* **WHAT TO PRODUCE**:
Write every record out again exactly as given.

[Collected data entries]

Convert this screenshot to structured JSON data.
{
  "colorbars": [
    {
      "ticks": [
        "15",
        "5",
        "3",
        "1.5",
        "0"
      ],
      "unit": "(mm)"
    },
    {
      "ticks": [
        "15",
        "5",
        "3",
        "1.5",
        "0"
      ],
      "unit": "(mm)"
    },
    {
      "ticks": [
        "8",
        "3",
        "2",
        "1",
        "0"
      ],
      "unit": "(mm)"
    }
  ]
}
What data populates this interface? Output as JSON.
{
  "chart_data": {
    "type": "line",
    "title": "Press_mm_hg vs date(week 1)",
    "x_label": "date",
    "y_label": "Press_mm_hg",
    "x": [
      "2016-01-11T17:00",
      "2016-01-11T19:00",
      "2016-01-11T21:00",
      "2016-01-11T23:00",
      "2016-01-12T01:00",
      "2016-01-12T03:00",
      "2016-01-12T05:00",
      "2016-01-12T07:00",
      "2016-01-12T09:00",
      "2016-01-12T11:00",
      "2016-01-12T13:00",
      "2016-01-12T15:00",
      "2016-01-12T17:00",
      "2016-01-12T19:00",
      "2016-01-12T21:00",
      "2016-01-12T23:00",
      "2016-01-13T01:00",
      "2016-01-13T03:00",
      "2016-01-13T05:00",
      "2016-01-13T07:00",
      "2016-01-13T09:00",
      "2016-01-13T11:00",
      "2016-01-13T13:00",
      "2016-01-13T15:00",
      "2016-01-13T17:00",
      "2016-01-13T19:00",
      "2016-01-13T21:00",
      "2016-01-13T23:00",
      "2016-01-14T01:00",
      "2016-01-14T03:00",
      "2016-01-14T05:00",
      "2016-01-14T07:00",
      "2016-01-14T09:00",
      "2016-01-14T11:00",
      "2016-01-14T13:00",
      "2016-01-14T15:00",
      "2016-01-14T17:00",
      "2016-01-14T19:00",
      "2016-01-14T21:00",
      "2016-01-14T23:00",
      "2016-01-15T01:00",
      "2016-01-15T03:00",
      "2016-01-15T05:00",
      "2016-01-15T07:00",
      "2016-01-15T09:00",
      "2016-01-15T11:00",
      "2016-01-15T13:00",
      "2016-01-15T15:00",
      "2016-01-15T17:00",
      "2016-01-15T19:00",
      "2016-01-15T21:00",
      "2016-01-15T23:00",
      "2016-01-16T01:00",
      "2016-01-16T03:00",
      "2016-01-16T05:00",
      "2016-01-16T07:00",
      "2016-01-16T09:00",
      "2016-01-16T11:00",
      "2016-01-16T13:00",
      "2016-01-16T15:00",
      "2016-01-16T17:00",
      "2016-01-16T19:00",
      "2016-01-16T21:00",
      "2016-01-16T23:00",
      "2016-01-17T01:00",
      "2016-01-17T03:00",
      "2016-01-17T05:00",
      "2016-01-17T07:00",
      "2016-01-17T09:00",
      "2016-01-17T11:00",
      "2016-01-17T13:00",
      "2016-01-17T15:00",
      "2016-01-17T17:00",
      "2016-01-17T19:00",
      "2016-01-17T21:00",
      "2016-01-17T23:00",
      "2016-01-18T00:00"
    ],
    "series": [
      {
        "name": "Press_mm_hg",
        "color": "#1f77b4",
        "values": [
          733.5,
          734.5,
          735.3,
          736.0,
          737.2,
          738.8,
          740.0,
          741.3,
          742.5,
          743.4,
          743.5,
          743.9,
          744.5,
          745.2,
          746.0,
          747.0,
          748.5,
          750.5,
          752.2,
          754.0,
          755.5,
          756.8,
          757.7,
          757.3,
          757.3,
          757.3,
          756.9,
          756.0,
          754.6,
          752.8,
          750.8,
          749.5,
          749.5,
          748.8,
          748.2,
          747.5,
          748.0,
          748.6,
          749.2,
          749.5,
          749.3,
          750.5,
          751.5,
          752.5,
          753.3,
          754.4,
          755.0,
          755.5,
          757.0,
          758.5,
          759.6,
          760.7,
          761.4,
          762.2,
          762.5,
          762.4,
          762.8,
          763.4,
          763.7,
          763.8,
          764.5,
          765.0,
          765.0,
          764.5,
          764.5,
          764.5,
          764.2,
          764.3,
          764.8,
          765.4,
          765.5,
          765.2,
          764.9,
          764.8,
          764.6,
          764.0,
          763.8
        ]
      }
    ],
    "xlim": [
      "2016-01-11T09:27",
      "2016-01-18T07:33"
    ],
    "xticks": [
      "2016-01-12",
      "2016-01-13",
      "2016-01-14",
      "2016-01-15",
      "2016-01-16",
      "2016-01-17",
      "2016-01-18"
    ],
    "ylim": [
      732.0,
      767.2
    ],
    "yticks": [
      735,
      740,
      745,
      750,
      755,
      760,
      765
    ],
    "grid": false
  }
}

* **TASK OUTPUT**:
Convert this screenshot to structured JSON data.
{
  "colorbars": [
    {
      "ticks": [
        "15",
        "5",
        "3",
        "1.5",
        "0"
      ],
      "unit": "(mm)"
    },
    {
      "ticks": [
        "15",
        "5",
        "3",
        "1.5",
        "0"
      ],
      "unit": "(mm)"
    },
    {
      "ticks": [
        "8",
        "3",
        "2",
        "1",
        "0"
      ],
      "unit": "(mm)"
    }
  ]
}
What data populates this interface? Output as JSON.
{
  "chart_data": {
    "type": "line",
    "title": "Press_mm_hg vs date(week 1)",
    "x_label": "date",
    "y_label": "Press_mm_hg",
    "x": [
      "2016-01-11T17:00",
      "2016-01-11T19:00",
      "2016-01-11T21:00",
      "2016-01-11T23:00",
      "2016-01-12T01:00",
      "2016-01-12T03:00",
      "2016-01-12T05:00",
      "2016-01-12T07:00",
      "2016-01-12T09:00",
      "2016-01-12T11:00",
      "2016-01-12T13:00",
      "2016-01-12T15:00",
      "2016-01-12T17:00",
      "2016-01-12T19:00",
      "2016-01-12T21:00",
      "2016-01-12T23:00",
      "2016-01-13T01:00",
      "2016-01-13T03:00",
      "2016-01-13T05:00",
      "2016-01-13T07:00",
      "2016-01-13T09:00",
      "2016-01-13T11:00",
      "2016-01-13T13:00",
      "2016-01-13T15:00",
      "2016-01-13T17:00",
      "2016-01-13T19:00",
      "2016-01-13T21:00",
      "2016-01-13T23:00",
      "2016-01-14T01:00",
      "2016-01-14T03:00",
      "2016-01-14T05:00",
      "2016-01-14T07:00",
      "2016-01-14T09:00",
      "2016-01-14T11:00",
      "2016-01-14T13:00",
      "2016-01-14T15:00",
      "2016-01-14T17:00",
      "2016-01-14T19:00",
      "2016-01-14T21:00",
      "2016-01-14T23:00",
      "2016-01-15T01:00",
      "2016-01-15T03:00",
      "2016-01-15T05:00",
      "2016-01-15T07:00",
      "2016-01-15T09:00",
      "2016-01-15T11:00",
      "2016-01-15T13:00",
      "2016-01-15T15:00",
      "2016-01-15T17:00",
      "2016-01-15T19:00",
      "2016-01-15T21:00",
      "2016-01-15T23:00",
      "2016-01-16T01:00",
      "2016-01-16T03:00",
      "2016-01-16T05:00",
      "2016-01-16T07:00",
      "2016-01-16T09:00",
      "2016-01-16T11:00",
      "2016-01-16T13:00",
      "2016-01-16T15:00",
      "2016-01-16T17:00",
      "2016-01-16T19:00",
      "2016-01-16T21:00",
      "2016-01-16T23:00",
      "2016-01-17T01:00",
      "2016-01-17T03:00",
      "2016-01-17T05:00",
      "2016-01-17T07:00",
      "2016-01-17T09:00",
      "2016-01-17T11:00",
      "2016-01-17T13:00",
      "2016-01-17T15:00",
      "2016-01-17T17:00",
      "2016-01-17T19:00",
      "2016-01-17T21:00",
      "2016-01-17T23:00",
      "2016-01-18T00:00"
    ],
    "series": [
      {
        "name": "Press_mm_hg",
        "color": "#1f77b4",
        "values": [
          733.5,
          734.5,
          735.3,
          736.0,
          737.2,
          738.8,
          740.0,
          741.3,
          742.5,
          743.4,
          743.5,
          743.9,
          744.5,
          745.2,
          746.0,
          747.0,
          748.5,
          750.5,
          752.2,
          754.0,
          755.5,
          756.8,
          757.7,
          757.3,
          757.3,
          757.3,
          756.9,
          756.0,
          754.6,
          752.8,
          750.8,
          749.5,
          749.5,
          748.8,
          748.2,
          747.5,
          748.0,
          748.6,
          749.2,
          749.5,
          749.3,
          750.5,
          751.5,
          752.5,
          753.3,
          754.4,
          755.0,
          755.5,
          757.0,
          758.5,
          759.6,
          760.7,
          761.4,
          762.2,
          762.5,
          762.4,
          762.8,
          763.4,
          763.7,
          763.8,
          764.5,
          765.0,
          765.0,
          764.5,
          764.5,
          764.5,
          764.2,
          764.3,
          764.8,
          765.4,
          765.5,
          765.2,
          764.9,
          764.8,
          764.6,
          764.0,
          763.8
        ]
      }
    ],
    "xlim": [
      "2016-01-11T09:27",
      "2016-01-18T07:33"
    ],
    "xticks": [
      "2016-01-12",
      "2016-01-13",
      "2016-01-14",
      "2016-01-15",
      "2016-01-16",
      "2016-01-17",
      "2016-01-18"
    ],
    "ylim": [
      732.0,
      767.2
    ],
    "yticks": [
      735,
      740,
      745,
      750,
      755,
      760,
      765
    ],
    "grid": false
  }
}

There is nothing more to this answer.